## Material shown:
+---+

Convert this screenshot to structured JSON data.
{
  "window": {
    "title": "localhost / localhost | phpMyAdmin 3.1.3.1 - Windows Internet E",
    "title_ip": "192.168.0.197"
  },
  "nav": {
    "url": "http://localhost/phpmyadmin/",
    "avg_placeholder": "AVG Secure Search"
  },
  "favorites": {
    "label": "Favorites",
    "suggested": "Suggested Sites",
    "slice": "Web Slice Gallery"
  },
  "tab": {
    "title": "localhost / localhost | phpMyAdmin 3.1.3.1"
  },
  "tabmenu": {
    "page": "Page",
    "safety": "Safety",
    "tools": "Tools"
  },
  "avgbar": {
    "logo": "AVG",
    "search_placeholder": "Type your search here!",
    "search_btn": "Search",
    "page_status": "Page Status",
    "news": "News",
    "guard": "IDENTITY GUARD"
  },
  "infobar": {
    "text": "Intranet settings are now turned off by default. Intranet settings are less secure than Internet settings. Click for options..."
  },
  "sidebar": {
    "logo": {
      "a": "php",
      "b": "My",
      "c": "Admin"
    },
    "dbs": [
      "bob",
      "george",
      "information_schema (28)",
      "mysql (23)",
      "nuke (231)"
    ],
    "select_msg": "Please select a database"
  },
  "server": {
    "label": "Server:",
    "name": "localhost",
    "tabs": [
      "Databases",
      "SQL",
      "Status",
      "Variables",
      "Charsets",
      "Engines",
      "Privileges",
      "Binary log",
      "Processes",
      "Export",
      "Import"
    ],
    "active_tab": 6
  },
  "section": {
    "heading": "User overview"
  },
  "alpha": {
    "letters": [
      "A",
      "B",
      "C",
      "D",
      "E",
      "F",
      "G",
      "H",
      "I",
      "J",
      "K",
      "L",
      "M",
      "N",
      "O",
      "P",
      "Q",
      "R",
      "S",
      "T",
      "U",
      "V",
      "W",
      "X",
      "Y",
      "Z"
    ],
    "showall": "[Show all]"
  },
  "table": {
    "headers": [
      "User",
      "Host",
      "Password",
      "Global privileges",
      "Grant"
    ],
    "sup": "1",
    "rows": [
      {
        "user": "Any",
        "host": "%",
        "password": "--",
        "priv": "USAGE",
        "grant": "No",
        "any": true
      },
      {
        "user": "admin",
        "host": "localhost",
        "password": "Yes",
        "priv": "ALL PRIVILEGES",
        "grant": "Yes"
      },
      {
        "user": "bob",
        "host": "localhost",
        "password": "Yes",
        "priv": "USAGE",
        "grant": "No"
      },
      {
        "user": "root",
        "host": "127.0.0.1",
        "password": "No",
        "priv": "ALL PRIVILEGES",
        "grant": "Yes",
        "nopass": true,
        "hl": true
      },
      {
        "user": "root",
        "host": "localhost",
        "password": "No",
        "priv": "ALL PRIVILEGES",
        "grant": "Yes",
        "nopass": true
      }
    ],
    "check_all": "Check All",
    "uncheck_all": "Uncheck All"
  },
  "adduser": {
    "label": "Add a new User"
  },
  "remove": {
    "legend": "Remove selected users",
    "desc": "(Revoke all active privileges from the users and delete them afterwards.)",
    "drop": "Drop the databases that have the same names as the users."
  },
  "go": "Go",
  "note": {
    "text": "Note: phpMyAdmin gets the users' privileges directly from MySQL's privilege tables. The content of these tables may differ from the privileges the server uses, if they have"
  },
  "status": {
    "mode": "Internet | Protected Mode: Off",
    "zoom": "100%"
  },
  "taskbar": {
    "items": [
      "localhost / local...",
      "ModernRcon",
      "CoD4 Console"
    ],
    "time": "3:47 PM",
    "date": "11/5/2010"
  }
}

+---+

## Instruction:
Within the data above, pick out all lines holding the word "true".

## Exercise result:
        "any": true
        "nopass": true,
        "hl": true
        "nopass": true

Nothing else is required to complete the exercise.